**Exercise brief**
The complete listing should be restated exactly.

** BEGIN Input for this task **

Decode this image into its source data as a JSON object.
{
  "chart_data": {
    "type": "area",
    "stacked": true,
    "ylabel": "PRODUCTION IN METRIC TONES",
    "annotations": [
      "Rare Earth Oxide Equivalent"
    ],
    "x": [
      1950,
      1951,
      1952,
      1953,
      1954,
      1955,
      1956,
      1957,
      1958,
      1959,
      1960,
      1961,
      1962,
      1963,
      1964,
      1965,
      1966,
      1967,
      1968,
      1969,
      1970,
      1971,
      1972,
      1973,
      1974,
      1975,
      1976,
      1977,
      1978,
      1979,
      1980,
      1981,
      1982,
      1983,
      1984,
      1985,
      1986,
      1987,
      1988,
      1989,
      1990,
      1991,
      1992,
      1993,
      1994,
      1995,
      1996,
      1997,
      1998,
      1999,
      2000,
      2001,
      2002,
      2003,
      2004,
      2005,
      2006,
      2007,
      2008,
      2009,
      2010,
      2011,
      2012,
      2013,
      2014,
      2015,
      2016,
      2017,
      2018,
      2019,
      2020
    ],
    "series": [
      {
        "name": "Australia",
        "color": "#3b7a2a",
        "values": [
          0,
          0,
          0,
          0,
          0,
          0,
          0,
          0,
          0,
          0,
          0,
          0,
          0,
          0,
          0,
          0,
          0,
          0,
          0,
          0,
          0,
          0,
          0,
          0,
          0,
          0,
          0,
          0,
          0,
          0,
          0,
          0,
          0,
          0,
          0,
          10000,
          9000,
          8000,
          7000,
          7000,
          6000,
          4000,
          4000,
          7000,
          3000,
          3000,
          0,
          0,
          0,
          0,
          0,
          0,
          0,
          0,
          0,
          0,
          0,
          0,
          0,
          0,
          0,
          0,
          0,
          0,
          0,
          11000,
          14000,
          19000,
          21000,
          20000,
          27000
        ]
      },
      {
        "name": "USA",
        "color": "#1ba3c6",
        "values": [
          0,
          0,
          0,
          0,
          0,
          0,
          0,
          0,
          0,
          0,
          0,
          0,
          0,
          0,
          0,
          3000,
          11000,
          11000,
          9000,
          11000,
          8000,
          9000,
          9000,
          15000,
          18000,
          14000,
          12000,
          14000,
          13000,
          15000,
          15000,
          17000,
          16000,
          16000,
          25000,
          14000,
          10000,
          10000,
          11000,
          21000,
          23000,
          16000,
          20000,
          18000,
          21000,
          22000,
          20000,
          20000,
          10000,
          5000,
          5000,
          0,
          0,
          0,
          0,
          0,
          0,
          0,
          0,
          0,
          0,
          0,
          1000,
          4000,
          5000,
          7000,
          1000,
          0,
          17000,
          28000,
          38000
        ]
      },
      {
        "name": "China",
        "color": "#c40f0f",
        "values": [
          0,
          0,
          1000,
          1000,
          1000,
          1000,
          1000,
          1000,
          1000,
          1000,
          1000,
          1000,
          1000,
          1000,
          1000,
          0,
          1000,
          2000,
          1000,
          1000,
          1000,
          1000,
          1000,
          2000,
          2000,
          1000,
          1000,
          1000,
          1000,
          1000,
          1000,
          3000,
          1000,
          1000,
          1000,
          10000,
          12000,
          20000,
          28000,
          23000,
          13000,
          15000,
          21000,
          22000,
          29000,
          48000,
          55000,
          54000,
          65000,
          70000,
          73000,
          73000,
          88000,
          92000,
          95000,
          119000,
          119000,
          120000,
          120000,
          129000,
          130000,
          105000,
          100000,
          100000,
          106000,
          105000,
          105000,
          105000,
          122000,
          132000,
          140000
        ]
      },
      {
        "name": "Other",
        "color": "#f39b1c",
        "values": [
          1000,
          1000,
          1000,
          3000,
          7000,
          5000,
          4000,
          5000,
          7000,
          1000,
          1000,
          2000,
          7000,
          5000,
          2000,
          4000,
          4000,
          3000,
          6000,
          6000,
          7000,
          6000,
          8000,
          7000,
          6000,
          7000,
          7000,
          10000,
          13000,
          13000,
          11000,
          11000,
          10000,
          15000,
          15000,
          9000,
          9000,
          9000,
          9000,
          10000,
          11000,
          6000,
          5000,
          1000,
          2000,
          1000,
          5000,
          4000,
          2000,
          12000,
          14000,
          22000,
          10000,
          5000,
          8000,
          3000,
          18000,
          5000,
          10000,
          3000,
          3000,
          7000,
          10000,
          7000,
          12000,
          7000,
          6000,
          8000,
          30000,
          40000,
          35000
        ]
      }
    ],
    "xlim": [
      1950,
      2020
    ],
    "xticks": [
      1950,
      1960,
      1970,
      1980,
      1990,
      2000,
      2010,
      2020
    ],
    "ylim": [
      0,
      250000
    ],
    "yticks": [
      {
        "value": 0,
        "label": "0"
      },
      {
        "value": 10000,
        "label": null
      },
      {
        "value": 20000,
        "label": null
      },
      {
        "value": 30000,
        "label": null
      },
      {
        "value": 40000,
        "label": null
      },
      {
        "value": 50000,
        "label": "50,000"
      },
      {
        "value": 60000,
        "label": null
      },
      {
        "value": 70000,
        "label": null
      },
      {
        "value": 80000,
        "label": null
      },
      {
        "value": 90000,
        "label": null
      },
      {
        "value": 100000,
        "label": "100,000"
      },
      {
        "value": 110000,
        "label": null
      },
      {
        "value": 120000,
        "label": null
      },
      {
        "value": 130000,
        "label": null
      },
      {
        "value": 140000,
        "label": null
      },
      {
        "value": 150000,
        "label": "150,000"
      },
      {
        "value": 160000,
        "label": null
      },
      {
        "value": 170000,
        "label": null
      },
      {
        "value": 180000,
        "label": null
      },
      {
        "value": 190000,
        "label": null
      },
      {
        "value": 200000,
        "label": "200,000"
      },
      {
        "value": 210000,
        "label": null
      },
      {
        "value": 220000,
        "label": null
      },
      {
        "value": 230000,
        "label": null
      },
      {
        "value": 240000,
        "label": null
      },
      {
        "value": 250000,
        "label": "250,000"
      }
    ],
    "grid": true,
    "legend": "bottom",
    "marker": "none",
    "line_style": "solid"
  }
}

** END Input for this task **

**Response to the exercise**
Decode this image into its source data as a JSON object.
{
  "chart_data": {
    "type": "area",
    "stacked": true,
    "ylabel": "PRODUCTION IN METRIC TONES",
    "annotations": [
      "Rare Earth Oxide Equivalent"
    ],
    "x": [
      1950,
      1951,
      1952,
      1953,
      1954,
      1955,
      1956,
      1957,
      1958,
      1959,
      1960,
      1961,
      1962,
      1963,
      1964,
      1965,
      1966,
      1967,
      1968,
      1969,
      1970,
      1971,
      1972,
      1973,
      1974,
      1975,
      1976,
      1977,
      1978,
      1979,
      1980,
      1981,
      1982,
      1983,
      1984,
      1985,
      1986,
      1987,
      1988,
      1989,
      1990,
      1991,
      1992,
      1993,
      1994,
      1995,
      1996,
      1997,
      1998,
      1999,
      2000,
      2001,
      2002,
      2003,
      2004,
      2005,
      2006,
      2007,
      2008,
      2009,
      2010,
      2011,
      2012,
      2013,
      2014,
      2015,
      2016,
      2017,
      2018,
      2019,
      2020
    ],
    "series": [
      {
        "name": "Australia",
        "color": "#3b7a2a",
        "values": [
          0,
          0,
          0,
          0,
          0,
          0,
          0,
          0,
          0,
          0,
          0,
          0,
          0,
          0,
          0,
          0,
          0,
          0,
          0,
          0,
          0,
          0,
          0,
          0,
          0,
          0,
          0,
          0,
          0,
          0,
          0,
          0,
          0,
          0,
          0,
          10000,
          9000,
          8000,
          7000,
          7000,
          6000,
          4000,
          4000,
          7000,
          3000,
          3000,
          0,
          0,
          0,
          0,
          0,
          0,
          0,
          0,
          0,
          0,
          0,
          0,
          0,
          0,
          0,
          0,
          0,
          0,
          0,
          11000,
          14000,
          19000,
          21000,
          20000,
          27000
        ]
      },
      {
        "name": "USA",
        "color": "#1ba3c6",
        "values": [
          0,
          0,
          0,
          0,
          0,
          0,
          0,
          0,
          0,
          0,
          0,
          0,
          0,
          0,
          0,
          3000,
          11000,
          11000,
          9000,
          11000,
          8000,
          9000,
          9000,
          15000,
          18000,
          14000,
          12000,
          14000,
          13000,
          15000,
          15000,
          17000,
          16000,
          16000,
          25000,
          14000,
          10000,
          10000,
          11000,
          21000,
          23000,
          16000,
          20000,
          18000,
          21000,
          22000,
          20000,
          20000,
          10000,
          5000,
          5000,
          0,
          0,
          0,
          0,
          0,
          0,
          0,
          0,
          0,
          0,
          0,
          1000,
          4000,
          5000,
          7000,
          1000,
          0,
          17000,
          28000,
          38000
        ]
      },
      {
        "name": "China",
        "color": "#c40f0f",
        "values": [
          0,
          0,
          1000,
          1000,
          1000,
          1000,
          1000,
          1000,
          1000,
          1000,
          1000,
          1000,
          1000,
          1000,
          1000,
          0,
          1000,
          2000,
          1000,
          1000,
          1000,
          1000,
          1000,
          2000,
          2000,
          1000,
          1000,
          1000,
          1000,
          1000,
          1000,
          3000,
          1000,
          1000,
          1000,
          10000,
          12000,
          20000,
          28000,
          23000,
          13000,
          15000,
          21000,
          22000,
          29000,
          48000,
          55000,
          54000,
          65000,
          70000,
          73000,
          73000,
          88000,
          92000,
          95000,
          119000,
          119000,
          120000,
          120000,
          129000,
          130000,
          105000,
          100000,
          100000,
          106000,
          105000,
          105000,
          105000,
          122000,
          132000,
          140000
        ]
      },
      {
        "name": "Other",
        "color": "#f39b1c",
        "values": [
          1000,
          1000,
          1000,
          3000,
          7000,
          5000,
          4000,
          5000,
          7000,
          1000,
          1000,
          2000,
          7000,
          5000,
          2000,
          4000,
          4000,
          3000,
          6000,
          6000,
          7000,
          6000,
          8000,
          7000,
          6000,
          7000,
          7000,
          10000,
          13000,
          13000,
          11000,
          11000,
          10000,
          15000,
          15000,
          9000,
          9000,
          9000,
          9000,
          10000,
          11000,
          6000,
          5000,
          1000,
          2000,
          1000,
          5000,
          4000,
          2000,
          12000,
          14000,
          22000,
          10000,
          5000,
          8000,
          3000,
          18000,
          5000,
          10000,
          3000,
          3000,
          7000,
          10000,
          7000,
          12000,
          7000,
          6000,
          8000,
          30000,
          40000,
          35000
        ]
      }
    ],
    "xlim": [
      1950,
      2020
    ],
    "xticks": [
      1950,
      1960,
      1970,
      1980,
      1990,
      2000,
      2010,
      2020
    ],
    "ylim": [
      0,
      250000
    ],
    "yticks": [
      {
        "value": 0,
        "label": "0"
      },
      {
        "value": 10000,
        "label": null
      },
      {
        "value": 20000,
        "label": null
      },
      {
        "value": 30000,
        "label": null
      },
      {
        "value": 40000,
        "label": null
      },
      {
        "value": 50000,
        "label": "50,000"
      },
      {
        "value": 60000,
        "label": null
      },
      {
        "value": 70000,
        "label": null
      },
      {
        "value": 80000,
        "label": null
      },
      {
        "value": 90000,
        "label": null
      },
      {
        "value": 100000,
        "label": "100,000"
      },
      {
        "value": 110000,
        "label": null
      },
      {
        "value": 120000,
        "label": null
      },
      {
        "value": 130000,
        "label": null
      },
      {
        "value": 140000,
        "label": null
      },
      {
        "value": 150000,
        "label": "150,000"
      },
      {
        "value": 160000,
        "label": null
      },
      {
        "value": 170000,
        "label": null
      },
      {
        "value": 180000,
        "label": null
      },
      {
        "value": 190000,
        "label": null
      },
      {
        "value": 200000,
        "label": "200,000"
      },
      {
        "value": 210000,
        "label": null
      },
      {
        "value": 220000,
        "label": null
      },
      {
        "value": 230000,
        "label": null
      },
      {
        "value": 240000,
        "label": null
      },
      {
        "value": 250000,
        "label": "250,000"
      }
    ],
    "grid": true,
    "legend": "bottom",
    "marker": "none",
    "line_style": "solid"
  }
}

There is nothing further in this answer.